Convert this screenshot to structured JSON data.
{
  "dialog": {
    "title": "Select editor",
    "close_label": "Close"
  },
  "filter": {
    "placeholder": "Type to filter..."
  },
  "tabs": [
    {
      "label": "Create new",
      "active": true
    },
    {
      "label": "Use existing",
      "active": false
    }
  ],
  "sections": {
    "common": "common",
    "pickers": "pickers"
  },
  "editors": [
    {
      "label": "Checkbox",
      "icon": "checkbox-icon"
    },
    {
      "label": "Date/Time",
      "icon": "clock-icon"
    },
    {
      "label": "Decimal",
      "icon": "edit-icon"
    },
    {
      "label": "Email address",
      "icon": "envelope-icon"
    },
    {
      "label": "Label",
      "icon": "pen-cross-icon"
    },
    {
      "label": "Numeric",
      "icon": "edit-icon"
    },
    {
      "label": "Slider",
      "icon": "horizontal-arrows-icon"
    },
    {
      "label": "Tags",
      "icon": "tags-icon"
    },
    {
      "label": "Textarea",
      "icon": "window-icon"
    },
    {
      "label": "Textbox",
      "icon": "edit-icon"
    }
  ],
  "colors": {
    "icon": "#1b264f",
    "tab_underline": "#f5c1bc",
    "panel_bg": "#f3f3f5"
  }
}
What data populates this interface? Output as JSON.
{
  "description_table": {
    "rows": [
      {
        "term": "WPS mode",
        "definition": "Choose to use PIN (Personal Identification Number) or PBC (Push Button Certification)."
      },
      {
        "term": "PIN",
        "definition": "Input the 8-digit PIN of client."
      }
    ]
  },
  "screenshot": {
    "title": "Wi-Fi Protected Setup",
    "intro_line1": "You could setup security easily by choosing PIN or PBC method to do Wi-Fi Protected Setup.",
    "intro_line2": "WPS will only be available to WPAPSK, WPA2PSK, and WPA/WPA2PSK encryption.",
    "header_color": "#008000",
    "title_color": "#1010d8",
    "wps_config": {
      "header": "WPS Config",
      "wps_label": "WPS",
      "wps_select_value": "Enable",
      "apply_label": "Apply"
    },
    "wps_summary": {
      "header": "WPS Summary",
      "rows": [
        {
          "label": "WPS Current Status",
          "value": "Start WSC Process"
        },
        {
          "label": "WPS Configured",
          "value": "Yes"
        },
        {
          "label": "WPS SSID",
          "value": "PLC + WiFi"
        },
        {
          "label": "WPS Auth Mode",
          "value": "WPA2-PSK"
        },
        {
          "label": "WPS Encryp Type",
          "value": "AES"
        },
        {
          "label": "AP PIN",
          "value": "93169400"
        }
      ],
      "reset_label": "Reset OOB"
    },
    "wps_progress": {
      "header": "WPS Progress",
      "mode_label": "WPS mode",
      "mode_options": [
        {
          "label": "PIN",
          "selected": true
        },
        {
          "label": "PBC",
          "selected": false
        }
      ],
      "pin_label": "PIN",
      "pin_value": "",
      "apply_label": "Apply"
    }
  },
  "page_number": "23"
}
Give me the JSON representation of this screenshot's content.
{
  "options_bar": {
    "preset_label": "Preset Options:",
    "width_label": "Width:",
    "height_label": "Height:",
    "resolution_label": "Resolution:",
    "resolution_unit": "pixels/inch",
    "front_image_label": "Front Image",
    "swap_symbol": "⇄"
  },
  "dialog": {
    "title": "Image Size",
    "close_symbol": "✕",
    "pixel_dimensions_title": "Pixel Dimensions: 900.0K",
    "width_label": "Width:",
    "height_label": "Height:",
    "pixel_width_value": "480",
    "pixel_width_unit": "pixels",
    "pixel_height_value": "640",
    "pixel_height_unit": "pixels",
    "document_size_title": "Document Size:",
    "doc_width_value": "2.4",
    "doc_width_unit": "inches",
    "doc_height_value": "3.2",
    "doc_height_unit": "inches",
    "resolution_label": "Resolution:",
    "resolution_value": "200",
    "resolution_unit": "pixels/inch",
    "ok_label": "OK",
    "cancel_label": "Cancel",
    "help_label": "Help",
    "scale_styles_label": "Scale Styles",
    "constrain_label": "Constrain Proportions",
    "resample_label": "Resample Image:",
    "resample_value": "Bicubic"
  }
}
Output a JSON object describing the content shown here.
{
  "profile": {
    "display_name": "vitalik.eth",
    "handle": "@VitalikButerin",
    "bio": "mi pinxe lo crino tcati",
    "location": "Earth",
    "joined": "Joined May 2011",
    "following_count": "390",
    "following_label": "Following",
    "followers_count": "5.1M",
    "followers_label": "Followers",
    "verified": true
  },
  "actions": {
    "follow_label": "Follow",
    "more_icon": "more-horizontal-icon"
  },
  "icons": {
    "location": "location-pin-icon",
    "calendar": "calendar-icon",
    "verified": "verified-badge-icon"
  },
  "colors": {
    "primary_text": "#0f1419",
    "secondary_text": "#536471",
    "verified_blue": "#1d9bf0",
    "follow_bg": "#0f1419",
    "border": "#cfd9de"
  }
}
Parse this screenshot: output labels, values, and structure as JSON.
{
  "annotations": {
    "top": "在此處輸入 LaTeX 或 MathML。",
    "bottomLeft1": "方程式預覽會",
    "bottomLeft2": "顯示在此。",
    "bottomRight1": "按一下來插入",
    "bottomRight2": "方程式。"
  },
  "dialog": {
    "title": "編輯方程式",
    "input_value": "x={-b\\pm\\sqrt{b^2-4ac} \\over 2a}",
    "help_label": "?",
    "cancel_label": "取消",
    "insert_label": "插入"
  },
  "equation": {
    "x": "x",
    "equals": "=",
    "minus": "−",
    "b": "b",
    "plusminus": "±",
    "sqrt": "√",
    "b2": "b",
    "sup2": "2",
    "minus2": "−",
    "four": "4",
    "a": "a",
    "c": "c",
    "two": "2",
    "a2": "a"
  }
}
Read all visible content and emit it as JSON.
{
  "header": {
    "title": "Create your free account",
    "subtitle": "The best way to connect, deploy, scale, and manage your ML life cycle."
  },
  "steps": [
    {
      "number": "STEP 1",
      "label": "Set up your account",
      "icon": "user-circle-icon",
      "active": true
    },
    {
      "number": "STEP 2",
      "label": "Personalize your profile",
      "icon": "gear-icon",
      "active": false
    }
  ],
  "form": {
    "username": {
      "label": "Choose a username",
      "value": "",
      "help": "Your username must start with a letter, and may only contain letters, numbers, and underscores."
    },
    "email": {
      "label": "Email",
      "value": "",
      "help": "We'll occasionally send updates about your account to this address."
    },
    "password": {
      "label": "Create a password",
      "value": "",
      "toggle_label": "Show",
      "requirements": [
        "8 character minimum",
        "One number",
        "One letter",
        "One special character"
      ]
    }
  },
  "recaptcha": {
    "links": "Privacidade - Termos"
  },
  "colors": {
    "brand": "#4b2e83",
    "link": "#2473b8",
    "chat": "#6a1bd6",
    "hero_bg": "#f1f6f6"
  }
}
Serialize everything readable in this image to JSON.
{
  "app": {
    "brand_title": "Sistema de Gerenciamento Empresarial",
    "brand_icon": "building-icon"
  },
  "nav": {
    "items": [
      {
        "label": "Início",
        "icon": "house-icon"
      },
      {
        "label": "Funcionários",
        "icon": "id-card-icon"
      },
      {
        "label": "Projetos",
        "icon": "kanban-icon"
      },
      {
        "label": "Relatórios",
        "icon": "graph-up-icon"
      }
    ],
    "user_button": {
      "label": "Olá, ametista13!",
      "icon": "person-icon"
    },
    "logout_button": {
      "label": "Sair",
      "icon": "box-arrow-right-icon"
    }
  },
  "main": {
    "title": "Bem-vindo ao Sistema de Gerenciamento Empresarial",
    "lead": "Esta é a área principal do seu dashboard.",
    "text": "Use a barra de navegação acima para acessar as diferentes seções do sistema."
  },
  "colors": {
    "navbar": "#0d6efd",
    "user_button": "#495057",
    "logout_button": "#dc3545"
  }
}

====================

-- PROBLEM DETAILS --
How many lines of the records contain the string "screenshot"? Respond with the number alone.

-- FULL SOLUTION --
4